* The problem *
Transcribe the material word for word, but without the images.

--- Data ---

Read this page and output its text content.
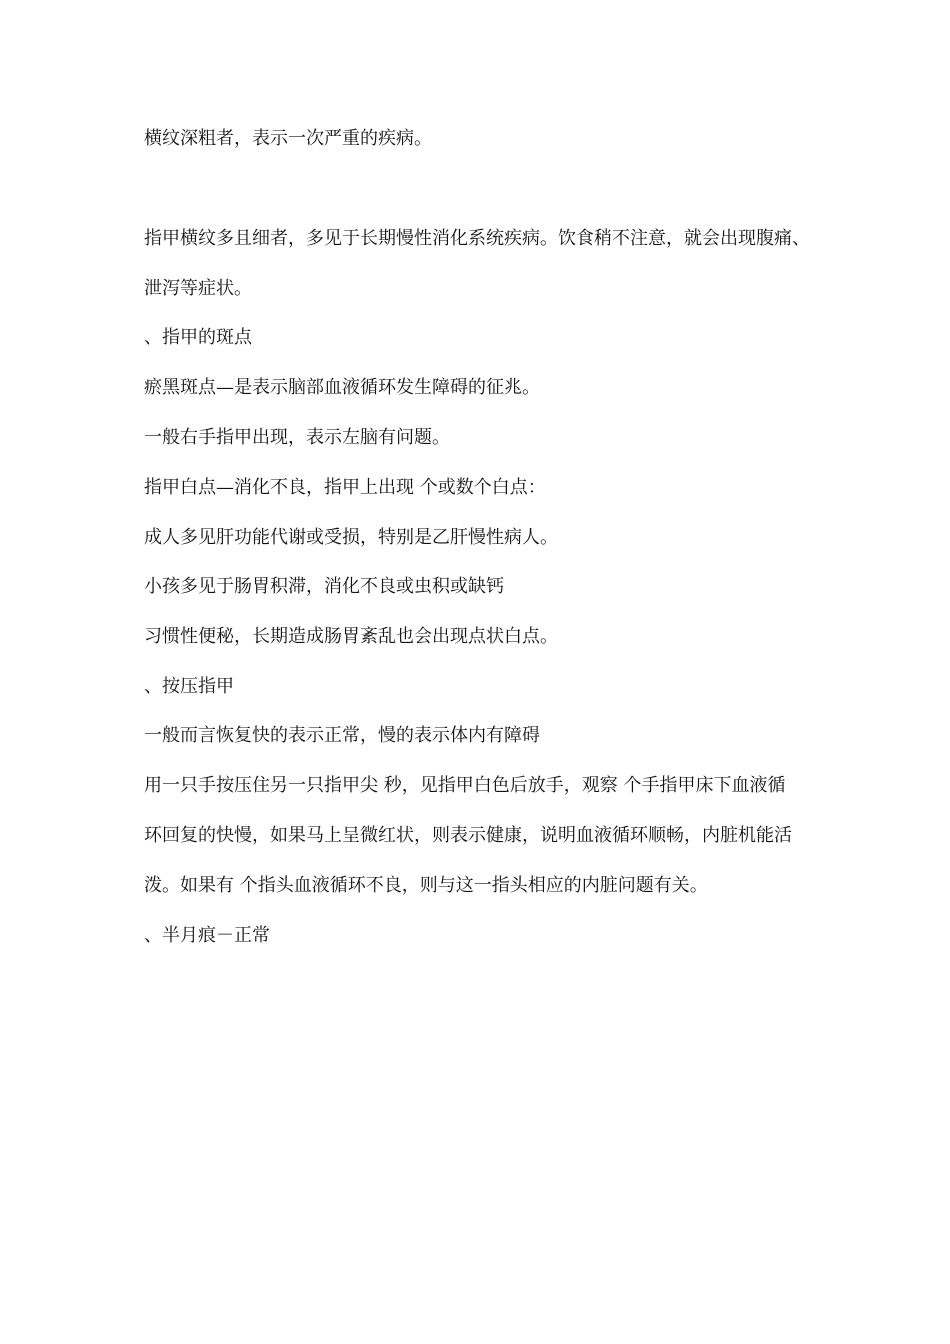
横纹深粗者，表示一次严重的疾病。
指甲横纹多且细者，多见于长期慢性消化系统疾病。饮食稍不注意，就会出现腹痛、
泄泻等症状。
、指甲的斑点
瘀黑斑点—是表示脑部血液循环发生障碍的征兆。
一般右手指甲出现，表示左脑有问题。
指甲白点—消化不良，指甲上出现 个或数个白点：
成人多见肝功能代谢或受损，特别是乙肝慢性病人。
小孩多见于肠胃积滞，消化不良或虫积或缺钙
习惯性便秘，长期造成肠胃紊乱也会出现点状白点。
、按压指甲
一般而言恢复快的表示正常，慢的表示体内有障碍
用一只手按压住另一只指甲尖 秒，见指甲白色后放手，观察 个手指甲床下血液循
环回复的快慢，如果马上呈微红状，则表示健康，说明血液循环顺畅，内脏机能活
泼。如果有 个指头血液循环不良，则与这一指头相应的内脏问题有关。
、半月痕－正常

---

* In response *
Read this page and output its text content.
横纹深粗者，表示一次严重的疾病。
指甲横纹多且细者，多见于长期慢性消化系统疾病。饮食稍不注意，就会出现腹痛、
泄泻等症状。
、指甲的斑点
瘀黑斑点—是表示脑部血液循环发生障碍的征兆。
一般右手指甲出现，表示左脑有问题。
指甲白点—消化不良，指甲上出现 个或数个白点：
成人多见肝功能代谢或受损，特别是乙肝慢性病人。
小孩多见于肠胃积滞，消化不良或虫积或缺钙
习惯性便秘，长期造成肠胃紊乱也会出现点状白点。
、按压指甲
一般而言恢复快的表示正常，慢的表示体内有障碍
用一只手按压住另一只指甲尖 秒，见指甲白色后放手，观察 个手指甲床下血液循
环回复的快慢，如果马上呈微红状，则表示健康，说明血液循环顺畅，内脏机能活
泼。如果有 个指头血液循环不良，则与这一指头相应的内脏问题有关。
、半月痕－正常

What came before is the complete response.